* [Written exercise 1]
Answer these from the writers' strike post, each on its own line:
(a) What date appears at the top?
(b) Who has "Phil Robinson's 4-minute history of the Writers Guild"?
(c) What was the photocopied comedy zine from the 1988 strike called?
* [Written exercise 2]
Please continue the writers' strike post from where it stops.

-- BEGIN Provided passage --

November 13, 2007

Writers' Strike, 11/13.

A World Without Writers First, a string of online viewing tips. Ze Frank: strike #2; via Filmmaker's Scott Macaulay, "Voices of Uncertainty"; via Nikki Finke, "A World Without Writers"; and Ray Pride's got "Phil Robinson's 4-minute history of the Writers Guild."

Notes Dwight Garner: "One of the few good things to come out of the 1988 Writers' Guild of America strike was a small, photocopied comedy zine called Army Man - a publication that, happily, has been getting its due (here, here, here and here) recently."

-- END Provided passage --
-- BEGIN Entries provided --

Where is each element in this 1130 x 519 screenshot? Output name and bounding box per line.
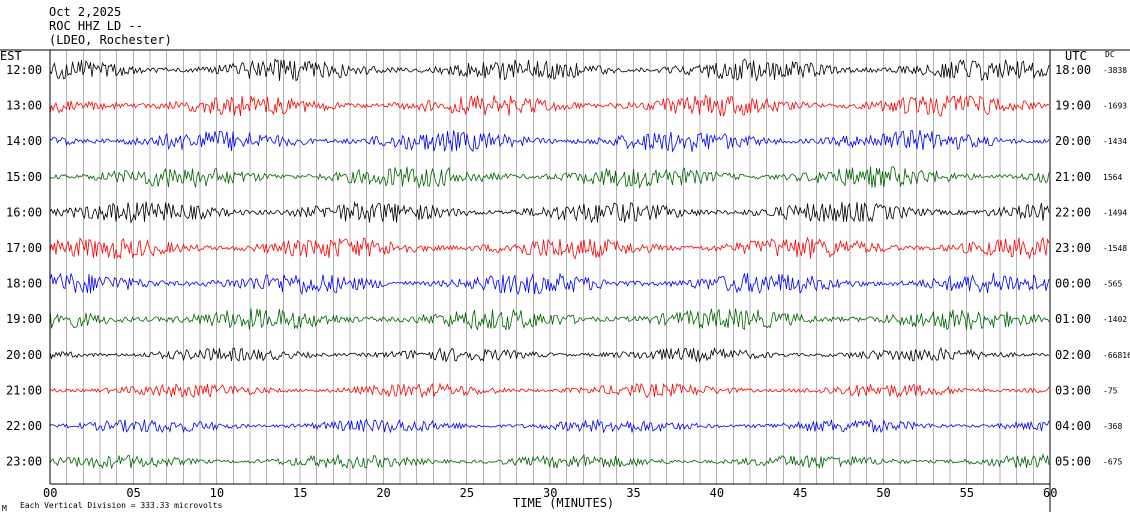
dc-offset-label: -1693	[1103, 102, 1127, 111]
x-tick-label: 55	[960, 486, 974, 500]
x-axis-label: TIME (MINUTES)	[513, 496, 614, 510]
trace-1500	[49, 166, 1050, 189]
est-hour-label: 16:00	[6, 205, 42, 219]
est-hour-label: 18:00	[6, 277, 42, 291]
x-tick-label: 40	[710, 486, 724, 500]
x-tick-labels: 00 05 10 15 20 25 30 35 40 45 50 55 60	[43, 486, 1057, 500]
est-hour-label: 17:00	[6, 241, 42, 255]
utc-hour-label: 22:00	[1055, 205, 1091, 219]
dc-offset-label: 1564	[1103, 173, 1122, 182]
utc-hour-label: 00:00	[1055, 277, 1091, 291]
x-tick-label: 60	[1043, 486, 1057, 500]
est-hour-label: 15:00	[6, 170, 42, 184]
x-tick-label: 20	[376, 486, 390, 500]
x-tick-label: 15	[293, 486, 307, 500]
dc-label: DC	[1105, 50, 1115, 59]
trace-2300	[49, 453, 1050, 470]
utc-hour-label: 04:00	[1055, 419, 1091, 433]
est-hour-label: 12:00	[6, 63, 42, 77]
dc-offset-label: -668167	[1103, 351, 1130, 360]
row-labels: 12:00 18:00 -3838 13:00 19:00 -1693 14:00 20:00…	[6, 63, 1130, 469]
dc-offset-label: -1434	[1103, 137, 1127, 146]
est-hour-label: 21:00	[6, 383, 42, 397]
dc-offset-label: -565	[1103, 280, 1122, 289]
utc-hour-label: 02:00	[1055, 348, 1091, 362]
dc-offset-label: -1402	[1103, 315, 1127, 324]
dc-offset-label: -675	[1103, 458, 1122, 467]
trace-1700	[49, 236, 1050, 260]
header-station: ROC HHZ LD --	[49, 19, 143, 33]
trace-1300	[49, 94, 1050, 117]
trace-2000	[49, 347, 1050, 364]
x-tick-label: 00	[43, 486, 57, 500]
dc-offset-label: -3838	[1103, 66, 1127, 75]
trace-1600	[49, 201, 1050, 224]
dc-offset-label: -368	[1103, 422, 1122, 431]
dc-offset-label: -75	[1103, 386, 1118, 395]
est-hour-label: 13:00	[6, 99, 42, 113]
corner-mark: M	[2, 504, 7, 513]
x-tick-label: 05	[126, 486, 140, 500]
dc-offset-label: -1548	[1103, 244, 1127, 253]
trace-1400	[49, 130, 1050, 153]
est-hour-label: 20:00	[6, 348, 42, 362]
utc-hour-label: 01:00	[1055, 312, 1091, 326]
x-tick-label: 35	[626, 486, 640, 500]
utc-hour-label: 18:00	[1055, 63, 1091, 77]
utc-hour-label: 03:00	[1055, 383, 1091, 397]
header-date: Oct 2,2025	[49, 5, 121, 19]
minute-grid	[66, 50, 1034, 484]
trace-2200	[49, 418, 1050, 434]
trace-2100	[49, 382, 1050, 399]
est-hour-label: 23:00	[6, 455, 42, 469]
trace-1900	[49, 308, 1050, 332]
est-hour-label: 19:00	[6, 312, 42, 326]
trace-1800	[49, 272, 1050, 296]
x-tick-label: 30	[543, 486, 557, 500]
utc-label: UTC	[1065, 49, 1087, 63]
est-label: EST	[0, 49, 22, 63]
x-tick-label: 25	[460, 486, 474, 500]
utc-hour-label: 21:00	[1055, 170, 1091, 184]
trace-1200	[49, 58, 1050, 82]
dc-offset-label: -1494	[1103, 208, 1127, 217]
utc-hour-label: 05:00	[1055, 455, 1091, 469]
x-tick-label: 50	[876, 486, 890, 500]
header-location: (LDEO, Rochester)	[49, 33, 172, 47]
utc-hour-label: 19:00	[1055, 99, 1091, 113]
est-hour-label: 22:00	[6, 419, 42, 433]
utc-hour-label: 20:00	[1055, 134, 1091, 148]
utc-hour-label: 23:00	[1055, 241, 1091, 255]
seismic-traces	[49, 58, 1050, 470]
scale-note: Each Vertical Division = 333.33 microvol…	[20, 501, 222, 510]
est-hour-label: 14:00	[6, 134, 42, 148]
x-tick-label: 10	[210, 486, 224, 500]
x-tick-label: 45	[793, 486, 807, 500]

-- END Entries provided --

* [Exercise answer 1]
(a) November 13, 2007
(b) Ray Pride
(c) Army Man

* [Exercise answer 2]
"The studios' problem is that they see the sweeping change represented by the Internet as more of a threat than an opportunity," argues Patrick Goldstein in the Los Angeles Times. "For all the talk of how the industry needs a titan like Lew Wasserman to mediate the strike, everyone seems to have forgotten that Wasserman's greatest coups, like buying the Paramount movie library for a song, involved a belief that entertainment would always have future value.... If the studios really believe they can't share a sliver of profits with the people who create what they sell, they'll be the losers. If you don't believe in the future, you shouldn't be in show business."

"As moguls and writers fight over the spoils from DVD and digital-download revenue and celebrities on both coasts pound the pavement in solidarity with the scribes, there's an unintended casualty in the Great Hollywood War of 2007: independent filmmaking." Anthony Kaufman reports in the Voice.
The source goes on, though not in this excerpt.